Stored data entries
◆ ◆ ◆
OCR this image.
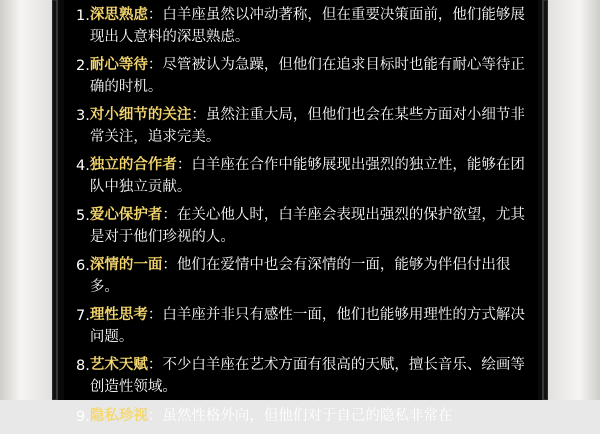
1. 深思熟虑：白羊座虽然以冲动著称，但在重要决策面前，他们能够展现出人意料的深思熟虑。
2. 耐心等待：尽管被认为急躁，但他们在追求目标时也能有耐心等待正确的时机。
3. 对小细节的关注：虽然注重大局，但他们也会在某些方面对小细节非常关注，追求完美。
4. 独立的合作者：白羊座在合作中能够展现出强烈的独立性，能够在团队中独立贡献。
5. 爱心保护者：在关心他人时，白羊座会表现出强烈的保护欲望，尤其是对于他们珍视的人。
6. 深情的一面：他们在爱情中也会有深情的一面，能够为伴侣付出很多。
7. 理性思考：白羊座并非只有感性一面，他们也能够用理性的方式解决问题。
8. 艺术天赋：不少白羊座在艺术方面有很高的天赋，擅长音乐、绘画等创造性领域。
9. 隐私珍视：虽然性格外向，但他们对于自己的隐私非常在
◆ ◆ ◆
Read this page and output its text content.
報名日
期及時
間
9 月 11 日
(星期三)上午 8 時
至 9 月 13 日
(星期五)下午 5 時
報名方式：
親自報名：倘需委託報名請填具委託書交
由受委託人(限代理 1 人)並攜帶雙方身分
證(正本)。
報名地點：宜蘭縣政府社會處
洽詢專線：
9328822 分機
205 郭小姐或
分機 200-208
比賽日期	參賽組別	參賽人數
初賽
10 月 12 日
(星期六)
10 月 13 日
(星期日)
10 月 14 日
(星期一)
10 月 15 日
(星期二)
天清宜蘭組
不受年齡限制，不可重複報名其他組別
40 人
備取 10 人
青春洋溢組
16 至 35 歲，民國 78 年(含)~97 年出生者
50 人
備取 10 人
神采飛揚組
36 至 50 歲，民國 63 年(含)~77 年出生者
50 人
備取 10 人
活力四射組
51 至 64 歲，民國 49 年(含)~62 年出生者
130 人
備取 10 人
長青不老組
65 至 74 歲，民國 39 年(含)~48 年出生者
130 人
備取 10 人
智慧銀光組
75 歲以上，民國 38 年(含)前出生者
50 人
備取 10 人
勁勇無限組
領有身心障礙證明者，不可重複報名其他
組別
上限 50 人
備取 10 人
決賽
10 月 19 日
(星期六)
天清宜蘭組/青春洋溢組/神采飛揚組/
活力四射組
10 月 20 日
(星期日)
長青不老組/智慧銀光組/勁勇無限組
◆ ◆ ◆
BRIEF. Which lines above contain "this"? Show each of them.

SOLUTION.
OCR this image.
Read this page and output its text content.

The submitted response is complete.